How many lines in these records hold the string "structured"? State only that number.

== Available data

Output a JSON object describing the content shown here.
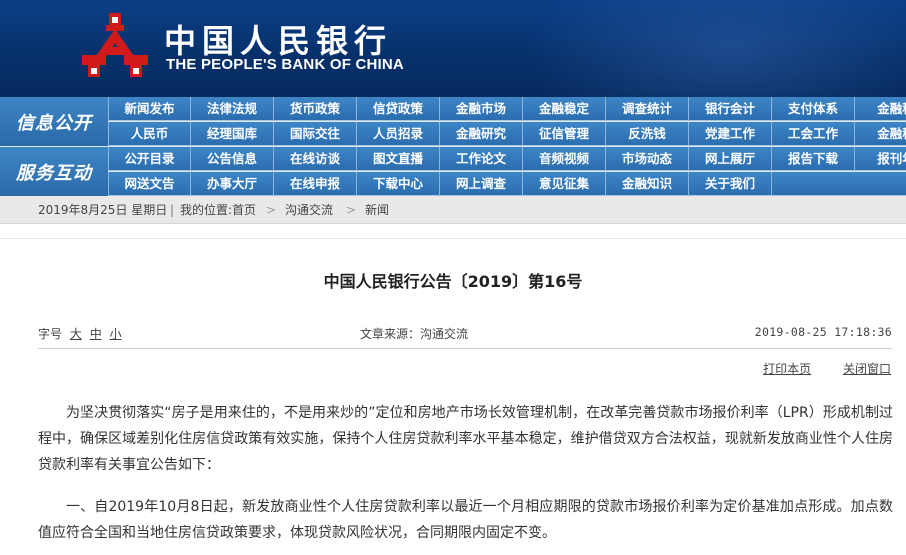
{
  "header": {
    "title_cn": "中国人民银行",
    "title_en": "THE PEOPLE'S BANK OF CHINA",
    "colors": {
      "banner": "#0a3f86",
      "emblem": "#d21a1a"
    },
    "emblem_icon": "pboc-emblem-icon"
  },
  "nav": {
    "side_labels": [
      "信息公开",
      "服务互动"
    ],
    "rows": [
      [
        "新闻发布",
        "法律法规",
        "货币政策",
        "信贷政策",
        "金融市场",
        "金融稳定",
        "调查统计",
        "银行会计",
        "支付体系",
        "金融科"
      ],
      [
        "人民币",
        "经理国库",
        "国际交往",
        "人员招录",
        "金融研究",
        "征信管理",
        "反洗钱",
        "党建工作",
        "工会工作",
        "金融科"
      ],
      [
        "公开目录",
        "公告信息",
        "在线访谈",
        "图文直播",
        "工作论文",
        "音频视频",
        "市场动态",
        "网上展厅",
        "报告下载",
        "报刊年"
      ],
      [
        "网送文告",
        "办事大厅",
        "在线申报",
        "下载中心",
        "网上调查",
        "意见征集",
        "金融知识",
        "关于我们"
      ]
    ],
    "colors": {
      "bar": "#2b6db0",
      "side": "#2a6aa9"
    }
  },
  "breadcrumb": {
    "date": "2019年8月25日  星期日",
    "location_label": "我的位置:",
    "home": "首页",
    "items": [
      "沟通交流",
      "新闻"
    ]
  },
  "article": {
    "title": "中国人民银行公告〔2019〕第16号",
    "font_size_label": "字号",
    "font_sizes": [
      "大",
      "中",
      "小"
    ],
    "source": "文章来源：沟通交流",
    "datetime": "2019-08-25 17:18:36",
    "print_label": "打印本页",
    "close_label": "关闭窗口",
    "paragraphs": [
      "为坚决贯彻落实“房子是用来住的，不是用来炒的”定位和房地产市场长效管理机制，在改革完善贷款市场报价利率（LPR）形成机制过程中，确保区域差别化住房信贷政策有效实施，保持个人住房贷款利率水平基本稳定，维护借贷双方合法权益，现就新发放商业性个人住房贷款利率有关事宜公告如下：",
      "一、自2019年10月8日起，新发放商业性个人住房贷款利率以最近一个月相应期限的贷款市场报价利率为定价基准加点形成。加点数值应符合全国和当地住房信贷政策要求，体现贷款风险状况，合同期限内固定不变。"
    ]
  }
}
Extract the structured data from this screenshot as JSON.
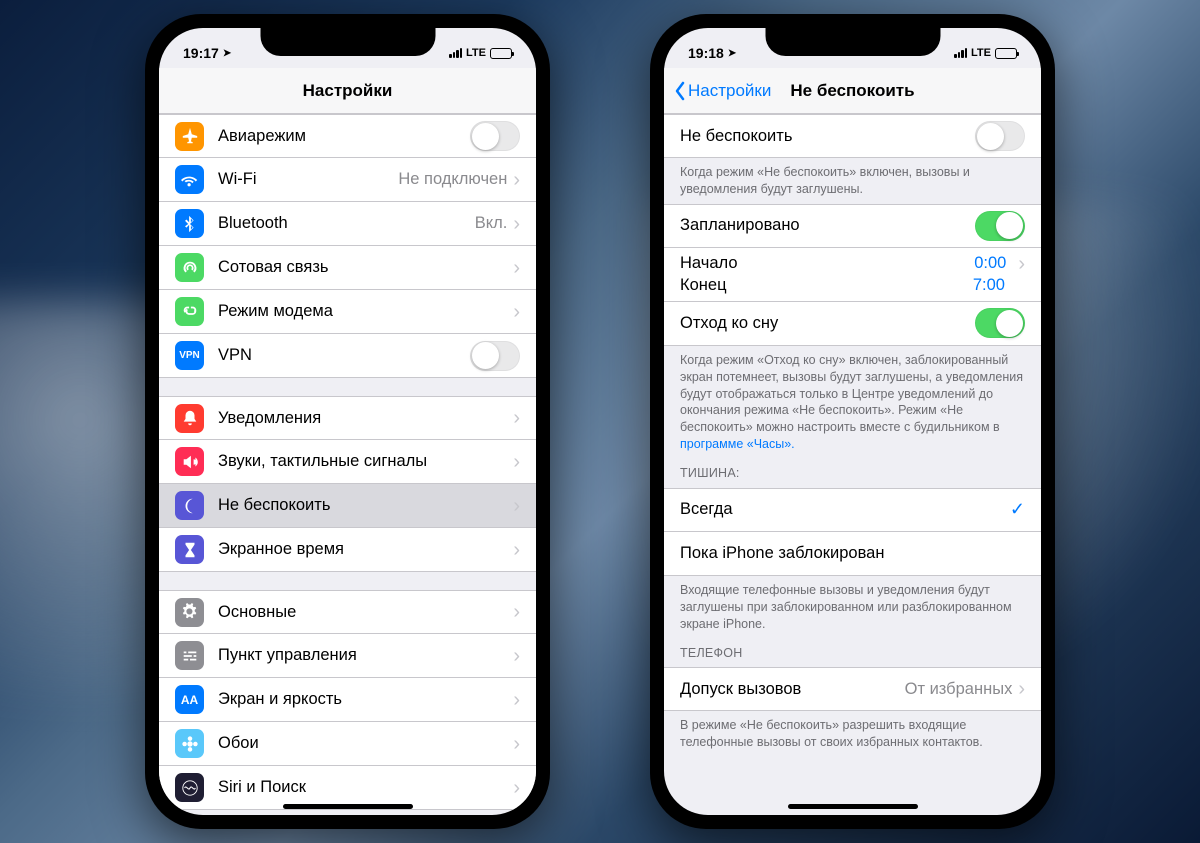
{
  "phoneLeft": {
    "status": {
      "time": "19:17",
      "signal": "LTE"
    },
    "navTitle": "Настройки",
    "groups": [
      {
        "rows": [
          {
            "icon": "airplane",
            "color": "#ff9500",
            "label": "Авиарежим",
            "type": "toggle",
            "on": false
          },
          {
            "icon": "wifi",
            "color": "#007aff",
            "label": "Wi-Fi",
            "value": "Не подключен",
            "type": "link"
          },
          {
            "icon": "bluetooth",
            "color": "#007aff",
            "label": "Bluetooth",
            "value": "Вкл.",
            "type": "link"
          },
          {
            "icon": "antenna",
            "color": "#4cd964",
            "label": "Сотовая связь",
            "type": "link"
          },
          {
            "icon": "hotspot",
            "color": "#4cd964",
            "label": "Режим модема",
            "type": "link"
          },
          {
            "icon": "vpn",
            "color": "#007aff",
            "label": "VPN",
            "type": "toggle",
            "on": false
          }
        ]
      },
      {
        "rows": [
          {
            "icon": "notify",
            "color": "#ff3b30",
            "label": "Уведомления",
            "type": "link"
          },
          {
            "icon": "sound",
            "color": "#ff2d55",
            "label": "Звуки, тактильные сигналы",
            "type": "link"
          },
          {
            "icon": "moon",
            "color": "#5856d6",
            "label": "Не беспокоить",
            "type": "link",
            "selected": true
          },
          {
            "icon": "hourglass",
            "color": "#5856d6",
            "label": "Экранное время",
            "type": "link"
          }
        ]
      },
      {
        "rows": [
          {
            "icon": "gear",
            "color": "#8e8e93",
            "label": "Основные",
            "type": "link"
          },
          {
            "icon": "sliders",
            "color": "#8e8e93",
            "label": "Пункт управления",
            "type": "link"
          },
          {
            "icon": "display",
            "color": "#007aff",
            "label": "Экран и яркость",
            "type": "link"
          },
          {
            "icon": "flower",
            "color": "#5ac8fa",
            "label": "Обои",
            "type": "link"
          },
          {
            "icon": "siri",
            "color": "#1f1e33",
            "label": "Siri и Поиск",
            "type": "link"
          }
        ]
      }
    ]
  },
  "phoneRight": {
    "status": {
      "time": "19:18",
      "signal": "LTE"
    },
    "navBack": "Настройки",
    "navTitle": "Не беспокоить",
    "sections": {
      "dnd": {
        "label": "Не беспокоить",
        "on": false,
        "footer": "Когда режим «Не беспокоить» включен, вызовы и уведомления будут заглушены."
      },
      "scheduled": {
        "label": "Запланировано",
        "on": true
      },
      "start": {
        "label": "Начало",
        "value": "0:00"
      },
      "end": {
        "label": "Конец",
        "value": "7:00"
      },
      "sleep": {
        "label": "Отход ко сну",
        "on": true,
        "footer": "Когда режим «Отход ко сну» включен, заблокированный экран потемнеет, вызовы будут заглушены, а уведомления будут отображаться только в Центре уведомлений до окончания режима «Не беспокоить». Режим «Не беспокоить» можно настроить вместе с будильником в ",
        "footerLink": "программе «Часы»."
      },
      "silenceHeader": "ТИШИНА:",
      "always": {
        "label": "Всегда",
        "checked": true
      },
      "locked": {
        "label": "Пока iPhone заблокирован"
      },
      "silenceFooter": "Входящие телефонные вызовы и уведомления будут заглушены при заблокированном или разблокированном экране iPhone.",
      "phoneHeader": "ТЕЛЕФОН",
      "allow": {
        "label": "Допуск вызовов",
        "value": "От избранных"
      },
      "allowFooter": "В режиме «Не беспокоить» разрешить входящие телефонные вызовы от своих избранных контактов."
    }
  }
}
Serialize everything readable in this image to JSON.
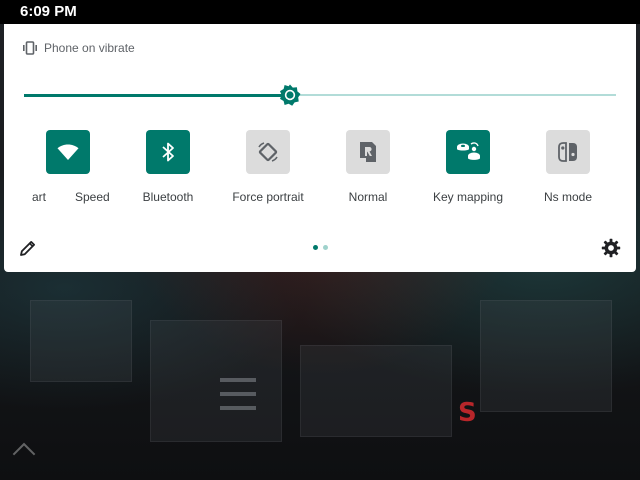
{
  "status_bar": {
    "time": "6:09 PM"
  },
  "quick_settings": {
    "ringer_status": "Phone on vibrate",
    "brightness": {
      "level": 0.45
    },
    "peek_tiles": [
      {
        "label": "art"
      },
      {
        "label": "Speed"
      }
    ],
    "tiles": [
      {
        "label": "Bluetooth",
        "icon": "bluetooth-icon",
        "active": true
      },
      {
        "label": "Force portrait",
        "icon": "screen-rotation-icon",
        "active": false
      },
      {
        "label": "Normal",
        "icon": "mode-normal-icon",
        "active": false
      },
      {
        "label": "Key mapping",
        "icon": "key-mapping-icon",
        "active": true
      },
      {
        "label": "Ns mode",
        "icon": "switch-controller-icon",
        "active": false
      }
    ],
    "wifi_tile": {
      "icon": "wifi-icon",
      "active": true
    },
    "pagination": {
      "current": 1,
      "total": 2
    },
    "colors": {
      "accent": "#00796b",
      "accent_light": "#b2dcd8",
      "tile_off": "#dcdcdc"
    }
  }
}
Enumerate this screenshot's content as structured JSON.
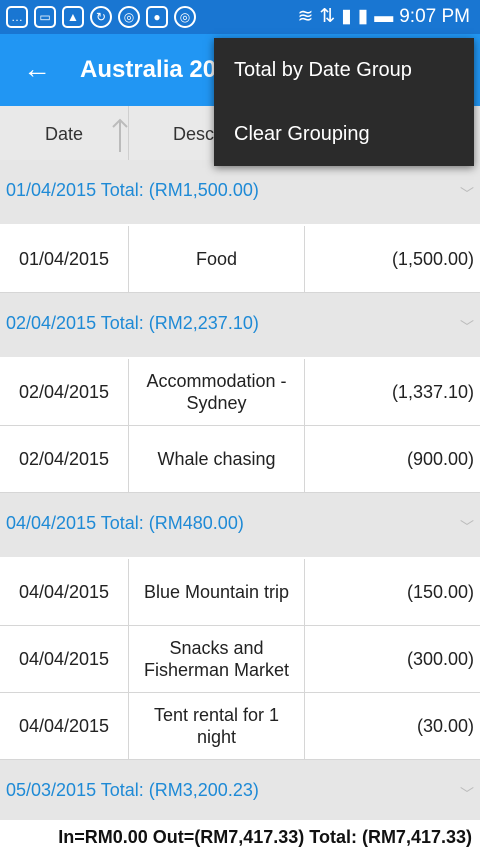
{
  "status_bar": {
    "time": "9:07 PM",
    "left_icons": [
      "chat-icon",
      "screen-icon",
      "image-icon",
      "sync-icon",
      "chrome-icon",
      "shield-icon",
      "chrome-icon"
    ],
    "right_icons": [
      "wifi-icon",
      "transfer-icon",
      "signal-1-icon",
      "signal-2-icon",
      "battery-icon"
    ]
  },
  "app_bar": {
    "title": "Australia 20",
    "back_icon": "arrow-left-icon"
  },
  "columns": {
    "date": "Date",
    "description": "Desc"
  },
  "groups": [
    {
      "label": "01/04/2015 Total: (RM1,500.00)",
      "rows": [
        {
          "date": "01/04/2015",
          "description": "Food",
          "amount": "(1,500.00)"
        }
      ]
    },
    {
      "label": "02/04/2015 Total: (RM2,237.10)",
      "rows": [
        {
          "date": "02/04/2015",
          "description": "Accommodation - Sydney",
          "amount": "(1,337.10)"
        },
        {
          "date": "02/04/2015",
          "description": "Whale chasing",
          "amount": "(900.00)"
        }
      ]
    },
    {
      "label": "04/04/2015 Total: (RM480.00)",
      "rows": [
        {
          "date": "04/04/2015",
          "description": "Blue Mountain trip",
          "amount": "(150.00)"
        },
        {
          "date": "04/04/2015",
          "description": "Snacks and Fisherman Market",
          "amount": "(300.00)"
        },
        {
          "date": "04/04/2015",
          "description": "Tent rental for 1 night",
          "amount": "(30.00)"
        }
      ]
    },
    {
      "label": "05/03/2015 Total: (RM3,200.23)",
      "rows": []
    }
  ],
  "footer": {
    "summary": "In=RM0.00 Out=(RM7,417.33) Total: (RM7,417.33)"
  },
  "menu": {
    "items": [
      "Total by Date Group",
      "Clear Grouping"
    ]
  },
  "colors": {
    "status_bar": "#1976D2",
    "app_bar": "#2196F3",
    "group_label": "#1e8ad6",
    "menu_bg": "#2b2b2b"
  }
}
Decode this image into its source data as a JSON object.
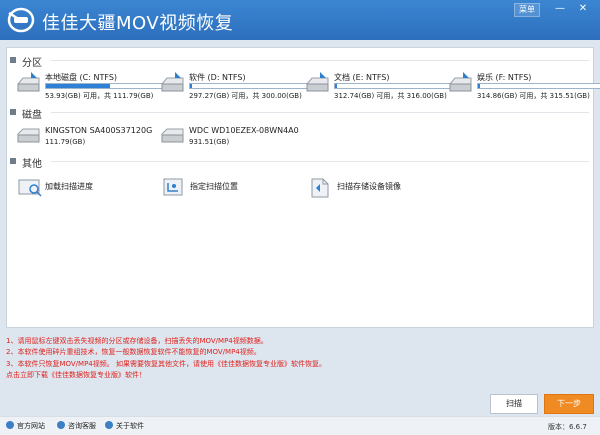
{
  "app": {
    "title": "佳佳大疆MOV视频恢复",
    "menu_label": "菜单",
    "minimize_symbol": "—",
    "close_symbol": "✕"
  },
  "sections": {
    "partitions": "分区",
    "disks": "磁盘",
    "other": "其他"
  },
  "partitions": [
    {
      "name": "本地磁盘 (C: NTFS)",
      "size": "53.93(GB) 可用，共 111.79(GB)",
      "used_fraction": 0.52
    },
    {
      "name": "软件 (D: NTFS)",
      "size": "297.27(GB) 可用，共 300.00(GB)",
      "used_fraction": 0.01
    },
    {
      "name": "文档 (E: NTFS)",
      "size": "312.74(GB) 可用，共 316.00(GB)",
      "used_fraction": 0.01
    },
    {
      "name": "娱乐 (F: NTFS)",
      "size": "314.86(GB) 可用，共 315.51(GB)",
      "used_fraction": 0.005
    }
  ],
  "disks": [
    {
      "name": "KINGSTON SA400S37120G",
      "size": "111.79(GB)"
    },
    {
      "name": "WDC WD10EZEX-08WN4A0",
      "size": "931.51(GB)"
    }
  ],
  "others": [
    {
      "label": "加载扫描进度"
    },
    {
      "label": "指定扫描位置"
    },
    {
      "label": "扫描存储设备镜像"
    }
  ],
  "notices": [
    "1、请用鼠标左键双击丢失视频的分区或存储设备，扫描丢失的MOV/MP4视频数据。",
    "2、本软件使用碎片重组技术，恢复一般数据恢复软件不能恢复的MOV/MP4视频。",
    "3、本软件只恢复MOV/MP4视频。 如果需要恢复其他文件，请使用《佳佳数据恢复专业版》软件恢复。",
    "   点击立即下载《佳佳数据恢复专业版》软件！"
  ],
  "buttons": {
    "scan": "扫描",
    "next": "下一步"
  },
  "footer": {
    "website": "官方网站",
    "support": "咨询客服",
    "about": "关于软件",
    "version": "版本：6.6.7"
  },
  "colors": {
    "titlebar": "#2d6fbd",
    "bar_fill": "#2e7fd6",
    "notice_text": "#e0201c",
    "primary_button": "#f08a22"
  }
}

====

• Solution: 2